Material for the task:
***

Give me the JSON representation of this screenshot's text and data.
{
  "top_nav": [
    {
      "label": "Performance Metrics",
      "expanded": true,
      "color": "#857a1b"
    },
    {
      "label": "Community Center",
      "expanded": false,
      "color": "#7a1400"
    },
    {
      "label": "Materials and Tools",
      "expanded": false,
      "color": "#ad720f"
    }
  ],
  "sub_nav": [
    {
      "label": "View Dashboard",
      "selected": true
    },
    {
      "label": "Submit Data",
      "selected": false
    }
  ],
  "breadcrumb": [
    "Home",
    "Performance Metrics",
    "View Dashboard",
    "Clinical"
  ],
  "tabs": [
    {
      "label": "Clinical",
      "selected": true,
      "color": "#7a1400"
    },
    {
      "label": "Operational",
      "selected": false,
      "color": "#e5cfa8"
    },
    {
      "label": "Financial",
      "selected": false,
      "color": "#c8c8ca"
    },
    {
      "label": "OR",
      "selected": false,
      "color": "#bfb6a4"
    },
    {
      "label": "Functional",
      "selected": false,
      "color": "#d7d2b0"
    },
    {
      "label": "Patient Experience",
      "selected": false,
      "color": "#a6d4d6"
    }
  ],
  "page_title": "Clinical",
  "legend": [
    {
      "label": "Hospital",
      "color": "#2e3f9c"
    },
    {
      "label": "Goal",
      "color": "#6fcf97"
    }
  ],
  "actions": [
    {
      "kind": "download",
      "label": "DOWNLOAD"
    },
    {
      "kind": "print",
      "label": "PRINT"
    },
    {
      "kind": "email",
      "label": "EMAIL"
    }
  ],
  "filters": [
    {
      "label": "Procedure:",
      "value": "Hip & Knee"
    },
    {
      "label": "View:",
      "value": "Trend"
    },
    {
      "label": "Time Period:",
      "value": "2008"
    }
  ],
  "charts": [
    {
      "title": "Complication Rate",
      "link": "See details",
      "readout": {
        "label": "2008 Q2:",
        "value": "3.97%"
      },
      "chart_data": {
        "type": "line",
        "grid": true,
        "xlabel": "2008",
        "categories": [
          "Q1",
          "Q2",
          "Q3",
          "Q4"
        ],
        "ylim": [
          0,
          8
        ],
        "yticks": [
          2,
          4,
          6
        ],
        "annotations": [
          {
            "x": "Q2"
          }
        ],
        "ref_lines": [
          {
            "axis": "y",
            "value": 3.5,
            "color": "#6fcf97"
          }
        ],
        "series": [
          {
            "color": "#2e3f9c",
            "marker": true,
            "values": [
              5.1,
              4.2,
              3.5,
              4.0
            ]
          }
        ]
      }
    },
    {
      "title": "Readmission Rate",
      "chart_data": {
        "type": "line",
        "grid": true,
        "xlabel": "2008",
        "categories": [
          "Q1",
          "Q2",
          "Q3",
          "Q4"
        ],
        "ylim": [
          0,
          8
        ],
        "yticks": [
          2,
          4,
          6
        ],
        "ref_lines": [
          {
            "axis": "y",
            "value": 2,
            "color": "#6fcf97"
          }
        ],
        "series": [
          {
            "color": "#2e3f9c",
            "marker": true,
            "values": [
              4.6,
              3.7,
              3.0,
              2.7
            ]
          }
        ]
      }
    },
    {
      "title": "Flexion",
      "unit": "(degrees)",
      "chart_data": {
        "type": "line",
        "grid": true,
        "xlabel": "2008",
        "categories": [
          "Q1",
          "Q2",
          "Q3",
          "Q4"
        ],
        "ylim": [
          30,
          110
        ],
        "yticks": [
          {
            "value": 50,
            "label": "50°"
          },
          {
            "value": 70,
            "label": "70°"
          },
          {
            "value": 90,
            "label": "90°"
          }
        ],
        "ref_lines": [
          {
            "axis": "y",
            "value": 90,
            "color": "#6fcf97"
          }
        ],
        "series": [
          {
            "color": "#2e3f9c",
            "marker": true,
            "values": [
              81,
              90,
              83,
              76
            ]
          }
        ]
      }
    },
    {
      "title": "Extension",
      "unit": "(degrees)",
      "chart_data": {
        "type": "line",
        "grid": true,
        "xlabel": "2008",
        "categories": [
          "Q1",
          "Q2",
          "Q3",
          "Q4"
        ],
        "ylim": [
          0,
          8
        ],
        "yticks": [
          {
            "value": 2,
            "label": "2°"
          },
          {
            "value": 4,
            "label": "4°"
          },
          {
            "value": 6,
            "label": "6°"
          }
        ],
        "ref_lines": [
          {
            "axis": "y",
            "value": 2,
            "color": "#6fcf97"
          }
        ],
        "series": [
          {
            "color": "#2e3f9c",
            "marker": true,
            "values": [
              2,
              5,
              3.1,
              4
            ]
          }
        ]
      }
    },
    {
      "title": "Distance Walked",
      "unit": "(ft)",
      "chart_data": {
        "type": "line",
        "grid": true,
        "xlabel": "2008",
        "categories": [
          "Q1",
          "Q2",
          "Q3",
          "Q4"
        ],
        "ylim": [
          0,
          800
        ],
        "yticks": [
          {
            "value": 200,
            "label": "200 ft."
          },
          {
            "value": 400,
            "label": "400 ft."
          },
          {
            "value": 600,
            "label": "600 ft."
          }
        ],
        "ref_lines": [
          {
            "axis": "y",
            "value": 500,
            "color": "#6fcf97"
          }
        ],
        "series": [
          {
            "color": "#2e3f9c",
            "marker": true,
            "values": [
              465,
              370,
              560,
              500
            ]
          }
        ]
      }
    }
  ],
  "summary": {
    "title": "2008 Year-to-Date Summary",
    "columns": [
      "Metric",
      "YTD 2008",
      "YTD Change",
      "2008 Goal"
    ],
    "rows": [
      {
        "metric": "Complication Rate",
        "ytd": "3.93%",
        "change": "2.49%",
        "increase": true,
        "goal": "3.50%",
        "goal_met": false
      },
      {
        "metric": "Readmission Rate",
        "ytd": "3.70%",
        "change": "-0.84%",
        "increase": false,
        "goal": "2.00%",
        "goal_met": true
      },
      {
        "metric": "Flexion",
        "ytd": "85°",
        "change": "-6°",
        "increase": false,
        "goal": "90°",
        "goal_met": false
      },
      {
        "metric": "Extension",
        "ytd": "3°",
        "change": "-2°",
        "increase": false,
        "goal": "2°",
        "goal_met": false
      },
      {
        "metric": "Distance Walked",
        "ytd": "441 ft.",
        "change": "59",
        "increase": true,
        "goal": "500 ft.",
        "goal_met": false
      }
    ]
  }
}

***

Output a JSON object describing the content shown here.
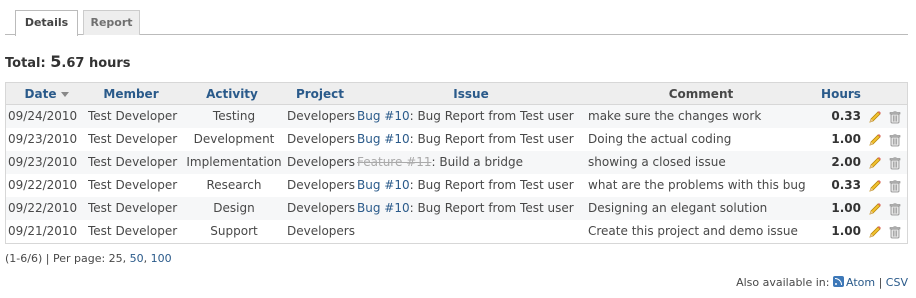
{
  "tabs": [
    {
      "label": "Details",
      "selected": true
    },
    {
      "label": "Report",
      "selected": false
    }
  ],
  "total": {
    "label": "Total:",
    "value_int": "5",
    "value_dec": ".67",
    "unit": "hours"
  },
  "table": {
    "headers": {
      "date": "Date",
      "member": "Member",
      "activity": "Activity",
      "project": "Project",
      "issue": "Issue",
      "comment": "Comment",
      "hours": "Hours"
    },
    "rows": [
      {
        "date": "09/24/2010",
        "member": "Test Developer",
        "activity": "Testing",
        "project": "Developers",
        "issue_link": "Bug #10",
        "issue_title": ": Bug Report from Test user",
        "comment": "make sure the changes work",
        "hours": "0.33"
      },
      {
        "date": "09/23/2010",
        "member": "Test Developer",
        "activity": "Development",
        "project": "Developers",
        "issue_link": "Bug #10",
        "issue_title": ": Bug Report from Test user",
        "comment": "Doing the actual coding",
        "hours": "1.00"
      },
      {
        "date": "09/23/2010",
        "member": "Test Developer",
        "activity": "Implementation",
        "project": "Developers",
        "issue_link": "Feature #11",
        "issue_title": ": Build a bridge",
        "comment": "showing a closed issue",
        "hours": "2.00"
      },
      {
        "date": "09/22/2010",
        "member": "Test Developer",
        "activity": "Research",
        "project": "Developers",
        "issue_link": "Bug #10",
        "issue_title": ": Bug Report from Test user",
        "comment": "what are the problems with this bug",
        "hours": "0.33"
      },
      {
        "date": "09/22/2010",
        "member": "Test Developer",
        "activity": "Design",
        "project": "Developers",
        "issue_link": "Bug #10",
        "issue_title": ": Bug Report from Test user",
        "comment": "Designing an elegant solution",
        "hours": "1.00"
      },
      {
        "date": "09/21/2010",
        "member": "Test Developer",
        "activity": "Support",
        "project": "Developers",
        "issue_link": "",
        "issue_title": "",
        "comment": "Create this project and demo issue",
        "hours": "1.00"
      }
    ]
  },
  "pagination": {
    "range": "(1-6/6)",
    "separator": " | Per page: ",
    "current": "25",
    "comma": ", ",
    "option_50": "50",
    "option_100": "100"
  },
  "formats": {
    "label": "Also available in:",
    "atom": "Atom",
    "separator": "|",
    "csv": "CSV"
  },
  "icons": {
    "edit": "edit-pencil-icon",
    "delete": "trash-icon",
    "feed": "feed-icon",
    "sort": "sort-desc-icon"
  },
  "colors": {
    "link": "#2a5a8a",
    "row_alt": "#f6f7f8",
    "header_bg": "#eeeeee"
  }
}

***

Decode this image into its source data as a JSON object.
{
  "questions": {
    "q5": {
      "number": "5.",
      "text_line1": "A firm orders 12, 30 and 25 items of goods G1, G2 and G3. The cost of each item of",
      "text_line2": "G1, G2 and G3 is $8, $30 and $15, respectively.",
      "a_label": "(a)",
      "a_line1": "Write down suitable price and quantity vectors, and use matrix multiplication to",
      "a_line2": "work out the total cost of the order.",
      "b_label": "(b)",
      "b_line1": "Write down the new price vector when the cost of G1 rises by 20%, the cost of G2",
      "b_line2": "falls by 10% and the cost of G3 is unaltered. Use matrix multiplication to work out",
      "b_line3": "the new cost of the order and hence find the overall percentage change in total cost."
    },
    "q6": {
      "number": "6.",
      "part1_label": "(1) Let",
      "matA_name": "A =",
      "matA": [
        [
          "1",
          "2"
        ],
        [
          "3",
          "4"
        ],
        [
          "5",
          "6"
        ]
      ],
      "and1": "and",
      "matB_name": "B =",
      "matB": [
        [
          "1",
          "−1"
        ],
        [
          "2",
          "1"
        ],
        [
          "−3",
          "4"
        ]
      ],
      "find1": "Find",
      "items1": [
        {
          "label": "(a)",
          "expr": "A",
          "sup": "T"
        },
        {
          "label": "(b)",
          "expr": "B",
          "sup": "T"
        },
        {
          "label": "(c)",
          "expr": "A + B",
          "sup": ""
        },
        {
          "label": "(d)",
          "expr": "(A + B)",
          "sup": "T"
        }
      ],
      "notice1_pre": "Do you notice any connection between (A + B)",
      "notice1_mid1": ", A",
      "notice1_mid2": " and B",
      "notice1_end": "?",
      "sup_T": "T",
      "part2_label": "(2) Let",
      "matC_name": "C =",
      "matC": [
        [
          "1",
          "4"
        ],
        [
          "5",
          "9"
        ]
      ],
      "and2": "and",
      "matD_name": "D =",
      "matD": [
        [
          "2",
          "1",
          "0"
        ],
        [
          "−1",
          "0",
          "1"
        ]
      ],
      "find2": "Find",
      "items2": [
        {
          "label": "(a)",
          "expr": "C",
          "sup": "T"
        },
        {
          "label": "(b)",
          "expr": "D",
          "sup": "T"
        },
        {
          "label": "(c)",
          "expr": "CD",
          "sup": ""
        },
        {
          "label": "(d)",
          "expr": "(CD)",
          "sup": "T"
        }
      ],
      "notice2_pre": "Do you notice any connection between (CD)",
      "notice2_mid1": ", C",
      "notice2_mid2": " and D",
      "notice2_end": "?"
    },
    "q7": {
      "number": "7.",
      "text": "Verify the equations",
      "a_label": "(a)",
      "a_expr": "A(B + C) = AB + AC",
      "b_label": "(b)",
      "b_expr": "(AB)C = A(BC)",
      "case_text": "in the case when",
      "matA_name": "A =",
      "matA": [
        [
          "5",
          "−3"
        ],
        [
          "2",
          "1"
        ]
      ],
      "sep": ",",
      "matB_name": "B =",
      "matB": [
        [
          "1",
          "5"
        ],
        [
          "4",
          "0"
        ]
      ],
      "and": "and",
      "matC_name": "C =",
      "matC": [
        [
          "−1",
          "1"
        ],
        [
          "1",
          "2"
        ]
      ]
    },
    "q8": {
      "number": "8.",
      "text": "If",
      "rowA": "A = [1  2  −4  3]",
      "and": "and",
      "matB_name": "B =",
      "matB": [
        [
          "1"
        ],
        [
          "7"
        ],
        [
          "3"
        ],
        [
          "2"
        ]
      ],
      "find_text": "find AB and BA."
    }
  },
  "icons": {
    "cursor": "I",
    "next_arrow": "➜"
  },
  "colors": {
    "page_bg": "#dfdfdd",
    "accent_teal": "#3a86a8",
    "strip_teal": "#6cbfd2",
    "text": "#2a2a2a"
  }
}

***

What to do: Check each line of the records for "Distance" and copy the ones that contain it.

Written solution:
      "title": "Distance Walked",
        "metric": "Distance Walked",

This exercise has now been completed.